::: Page text :::

Seventy-eight feet. That’s a key number when it comes to the ability of teachers to interact with — and influence — the colleagues around them, according to a research paper by James Spillane, professor of learning and organizational change at Northwestern University, and Matthew Shirrell, assistant professor of educational leadership and administration at George Washington University.

The researchers spent four years studying 14 elementary schools in a Midwestern suburb with a total of 6,000 students to discover just how the distribution of classrooms affected teacher-to-teacher interactions. The answer, they found: Classroom alignment makes a huge difference.

“Proximity matters,” Spillane says. “The elephant in the schoolhouse is the very obvious thing that space matters, and we take it for granted.”

While schools and districts have formal meetings for teachers working in the same grade level or on the same subject, Spillane says, happenstance conversations may prove just as important for improving instruction. “Something comes up when you are teaching a lesson and you need to ask somebody about it, and then you bump into someone in the hallway,” he says. “It was a needed interaction.”

That’s where the 78 feet comes in. The study found that for a pair of school staffers with a 30 percent chance of interacting during the day, moving them 78 feet farther apart in the building decreased the chance of interaction to 19 percent. Another 78 feet dropped the chance of interaction to 11 percent.

To figure this out, Spillane says, the researchers had to look not just at raw distances but also at functional work zones, overlapping teacher traffic patterns, and entry and exit points to classrooms and buildings. Using geographic information system software, the researchers overlaid school floor plans with satellite images and traced walking routes through the corridors, producing maps showing key points where teachers overlapped. They then determined staff members’ “functional zones” — the areas of the building they were most likely to visit — and tracked the likelihood of interactions between teachers based on location.

::: Entries provided :::

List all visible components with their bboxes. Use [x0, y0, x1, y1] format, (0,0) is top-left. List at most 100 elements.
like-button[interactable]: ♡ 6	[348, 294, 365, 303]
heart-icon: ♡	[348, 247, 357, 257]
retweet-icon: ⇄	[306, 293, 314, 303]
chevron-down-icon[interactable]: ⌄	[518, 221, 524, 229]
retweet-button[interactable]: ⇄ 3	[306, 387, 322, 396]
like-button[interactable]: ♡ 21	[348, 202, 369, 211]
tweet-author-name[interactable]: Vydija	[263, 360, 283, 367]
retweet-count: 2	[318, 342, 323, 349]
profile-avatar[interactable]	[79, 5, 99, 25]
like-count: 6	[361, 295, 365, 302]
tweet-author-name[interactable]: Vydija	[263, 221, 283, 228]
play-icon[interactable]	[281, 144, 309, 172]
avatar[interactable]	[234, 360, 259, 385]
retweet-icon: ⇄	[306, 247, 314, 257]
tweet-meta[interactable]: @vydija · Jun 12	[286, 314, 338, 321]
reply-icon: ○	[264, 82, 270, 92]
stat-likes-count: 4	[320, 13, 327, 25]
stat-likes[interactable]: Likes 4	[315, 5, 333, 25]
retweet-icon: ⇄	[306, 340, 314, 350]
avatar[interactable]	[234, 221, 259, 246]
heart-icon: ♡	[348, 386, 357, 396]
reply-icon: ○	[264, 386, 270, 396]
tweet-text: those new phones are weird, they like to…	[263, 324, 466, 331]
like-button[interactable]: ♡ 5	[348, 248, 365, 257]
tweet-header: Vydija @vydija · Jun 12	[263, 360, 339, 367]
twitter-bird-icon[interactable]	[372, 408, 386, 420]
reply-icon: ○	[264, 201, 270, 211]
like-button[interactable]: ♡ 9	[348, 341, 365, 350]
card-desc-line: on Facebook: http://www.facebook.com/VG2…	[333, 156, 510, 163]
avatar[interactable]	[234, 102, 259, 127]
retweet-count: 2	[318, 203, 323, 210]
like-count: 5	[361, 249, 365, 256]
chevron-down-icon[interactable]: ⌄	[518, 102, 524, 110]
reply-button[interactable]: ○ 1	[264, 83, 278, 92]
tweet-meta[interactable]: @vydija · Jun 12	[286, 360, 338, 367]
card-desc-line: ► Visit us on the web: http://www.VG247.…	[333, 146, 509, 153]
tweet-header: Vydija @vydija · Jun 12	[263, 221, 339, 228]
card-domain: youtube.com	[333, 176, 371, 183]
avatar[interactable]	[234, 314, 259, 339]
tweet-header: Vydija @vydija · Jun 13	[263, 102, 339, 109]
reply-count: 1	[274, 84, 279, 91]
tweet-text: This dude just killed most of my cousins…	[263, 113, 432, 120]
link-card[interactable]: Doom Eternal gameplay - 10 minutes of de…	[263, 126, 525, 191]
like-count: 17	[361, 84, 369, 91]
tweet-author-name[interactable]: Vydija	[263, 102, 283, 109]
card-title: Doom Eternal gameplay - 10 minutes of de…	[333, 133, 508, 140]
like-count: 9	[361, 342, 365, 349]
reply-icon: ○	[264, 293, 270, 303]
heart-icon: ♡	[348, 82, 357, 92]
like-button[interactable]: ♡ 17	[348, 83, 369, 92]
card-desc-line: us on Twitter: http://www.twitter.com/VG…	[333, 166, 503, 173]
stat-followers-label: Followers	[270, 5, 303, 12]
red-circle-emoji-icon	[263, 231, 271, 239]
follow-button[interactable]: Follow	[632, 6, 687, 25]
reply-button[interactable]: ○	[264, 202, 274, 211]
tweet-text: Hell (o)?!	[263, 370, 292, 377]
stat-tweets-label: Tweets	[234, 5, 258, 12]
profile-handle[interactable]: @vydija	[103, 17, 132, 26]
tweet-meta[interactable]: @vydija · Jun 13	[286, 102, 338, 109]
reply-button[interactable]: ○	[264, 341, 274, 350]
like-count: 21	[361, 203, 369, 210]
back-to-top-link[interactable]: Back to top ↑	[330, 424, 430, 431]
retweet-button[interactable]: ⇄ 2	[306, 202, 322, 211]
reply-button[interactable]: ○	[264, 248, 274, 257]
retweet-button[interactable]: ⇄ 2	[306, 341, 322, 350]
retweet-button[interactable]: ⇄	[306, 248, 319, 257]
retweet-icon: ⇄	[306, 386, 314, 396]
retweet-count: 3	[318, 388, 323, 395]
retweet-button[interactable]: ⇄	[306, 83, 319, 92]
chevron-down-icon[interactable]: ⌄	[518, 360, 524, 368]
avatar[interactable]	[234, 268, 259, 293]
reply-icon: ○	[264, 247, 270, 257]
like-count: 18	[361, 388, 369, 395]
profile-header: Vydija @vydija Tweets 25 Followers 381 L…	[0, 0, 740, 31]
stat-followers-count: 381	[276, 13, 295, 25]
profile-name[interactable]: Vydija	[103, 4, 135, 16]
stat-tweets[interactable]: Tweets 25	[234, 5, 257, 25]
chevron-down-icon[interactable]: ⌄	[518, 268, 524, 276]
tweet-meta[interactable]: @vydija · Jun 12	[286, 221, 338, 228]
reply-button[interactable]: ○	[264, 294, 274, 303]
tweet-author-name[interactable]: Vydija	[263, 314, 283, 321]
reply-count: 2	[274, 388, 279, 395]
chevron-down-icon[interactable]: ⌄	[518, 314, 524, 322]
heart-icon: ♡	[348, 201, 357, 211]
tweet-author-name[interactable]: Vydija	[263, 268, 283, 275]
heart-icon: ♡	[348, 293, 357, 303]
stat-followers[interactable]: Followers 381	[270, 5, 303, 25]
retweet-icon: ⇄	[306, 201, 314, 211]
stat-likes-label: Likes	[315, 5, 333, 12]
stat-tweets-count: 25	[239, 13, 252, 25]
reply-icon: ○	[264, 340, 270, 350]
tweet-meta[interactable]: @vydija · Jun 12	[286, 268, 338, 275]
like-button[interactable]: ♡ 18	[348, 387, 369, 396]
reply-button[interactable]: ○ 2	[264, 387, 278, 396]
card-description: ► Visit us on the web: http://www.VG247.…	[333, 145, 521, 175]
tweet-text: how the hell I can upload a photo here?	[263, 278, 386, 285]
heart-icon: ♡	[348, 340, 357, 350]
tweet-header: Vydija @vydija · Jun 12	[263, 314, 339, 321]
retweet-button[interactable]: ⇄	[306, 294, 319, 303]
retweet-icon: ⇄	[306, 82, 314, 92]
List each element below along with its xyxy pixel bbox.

:::
::: Entries provided :::

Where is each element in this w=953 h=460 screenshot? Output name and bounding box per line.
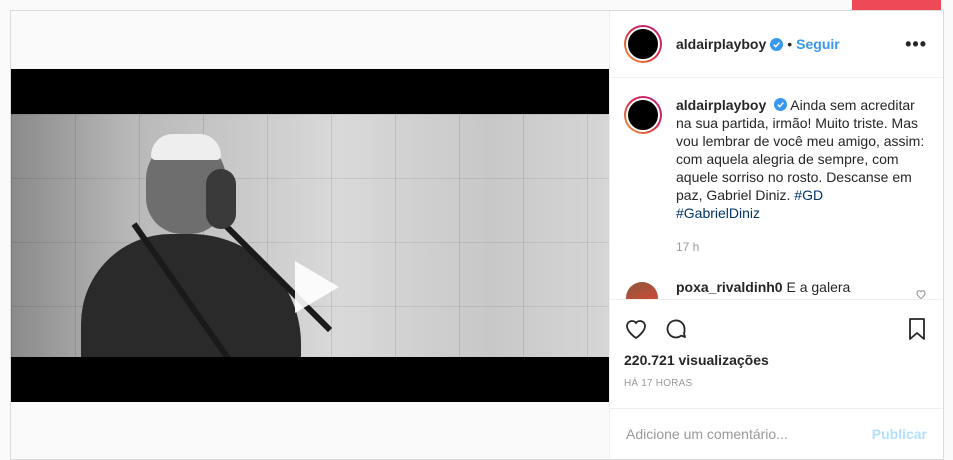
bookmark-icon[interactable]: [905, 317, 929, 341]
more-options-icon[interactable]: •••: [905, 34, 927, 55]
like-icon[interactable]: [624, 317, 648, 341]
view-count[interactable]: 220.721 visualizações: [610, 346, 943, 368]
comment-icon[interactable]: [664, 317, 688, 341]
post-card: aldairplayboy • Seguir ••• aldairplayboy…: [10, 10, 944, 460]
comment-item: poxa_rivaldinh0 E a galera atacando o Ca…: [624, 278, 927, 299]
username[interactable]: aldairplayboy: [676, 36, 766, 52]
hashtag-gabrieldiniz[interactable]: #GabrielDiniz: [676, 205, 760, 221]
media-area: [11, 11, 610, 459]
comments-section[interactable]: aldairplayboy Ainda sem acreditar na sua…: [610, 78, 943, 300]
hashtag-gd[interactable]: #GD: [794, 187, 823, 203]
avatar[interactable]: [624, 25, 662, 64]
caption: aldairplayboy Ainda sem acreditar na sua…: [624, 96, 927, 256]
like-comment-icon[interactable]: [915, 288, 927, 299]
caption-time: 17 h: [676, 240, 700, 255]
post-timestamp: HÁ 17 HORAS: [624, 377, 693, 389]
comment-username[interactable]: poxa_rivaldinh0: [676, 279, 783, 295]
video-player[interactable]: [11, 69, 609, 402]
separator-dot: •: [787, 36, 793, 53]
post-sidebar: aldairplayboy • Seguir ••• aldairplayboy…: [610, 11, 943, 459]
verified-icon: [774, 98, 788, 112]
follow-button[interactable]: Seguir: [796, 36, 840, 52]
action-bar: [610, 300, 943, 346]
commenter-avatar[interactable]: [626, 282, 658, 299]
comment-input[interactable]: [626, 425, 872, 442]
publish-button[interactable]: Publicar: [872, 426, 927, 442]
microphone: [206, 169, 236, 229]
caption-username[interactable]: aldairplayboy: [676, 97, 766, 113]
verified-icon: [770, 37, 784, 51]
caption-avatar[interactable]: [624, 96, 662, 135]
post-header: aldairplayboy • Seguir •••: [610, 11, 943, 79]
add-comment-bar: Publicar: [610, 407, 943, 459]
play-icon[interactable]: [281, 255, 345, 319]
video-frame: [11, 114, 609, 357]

:::

[Tasks to perform]:
a. List every factor that, according to the text on teacher interactions, the researchers had to examine to figure out how location affected interaction.
b. In the records, write out again the lines from the one with "List all visible" up to and including the one with "156, 510, 163]", switching "retweet-icon" to "repost-icon" and leaving everything else unchanged.

[Answers for the tasks]:
a.
- Raw distances
- Functional work zones
- Overlapping teacher traffic patterns
- Entry and exit points to classrooms and buildings

b.
List all visible components with their bboxes. Use [x0, y0, x1, y1] format, (0,0) is top-left. List at most 100 elements.
like-button[interactable]: ♡ 6	[348, 294, 365, 303]
heart-icon: ♡	[348, 247, 357, 257]
repost-icon: ⇄	[306, 293, 314, 303]
chevron-down-icon[interactable]: ⌄	[518, 221, 524, 229]
retweet-button[interactable]: ⇄ 3	[306, 387, 322, 396]
like-button[interactable]: ♡ 21	[348, 202, 369, 211]
tweet-author-name[interactable]: Vydija	[263, 360, 283, 367]
retweet-count: 2	[318, 342, 323, 349]
profile-avatar[interactable]	[79, 5, 99, 25]
like-count: 6	[361, 295, 365, 302]
tweet-author-name[interactable]: Vydija	[263, 221, 283, 228]
play-icon[interactable]	[281, 144, 309, 172]
avatar[interactable]	[234, 360, 259, 385]
repost-icon: ⇄	[306, 247, 314, 257]
tweet-meta[interactable]: @vydija · Jun 12	[286, 314, 338, 321]
reply-icon: ○	[264, 82, 270, 92]
stat-likes-count: 4	[320, 13, 327, 25]
stat-likes[interactable]: Likes 4	[315, 5, 333, 25]
repost-icon: ⇄	[306, 340, 314, 350]
avatar[interactable]	[234, 221, 259, 246]
heart-icon: ♡	[348, 386, 357, 396]
reply-icon: ○	[264, 386, 270, 396]
tweet-text: those new phones are weird, they like to…	[263, 324, 466, 331]
like-button[interactable]: ♡ 5	[348, 248, 365, 257]
tweet-header: Vydija @vydija · Jun 12	[263, 360, 339, 367]
twitter-bird-icon[interactable]	[372, 408, 386, 420]
reply-icon: ○	[264, 201, 270, 211]
like-button[interactable]: ♡ 9	[348, 341, 365, 350]
card-desc-line: on Facebook: http://www.facebook.com/VG2…	[333, 156, 510, 163]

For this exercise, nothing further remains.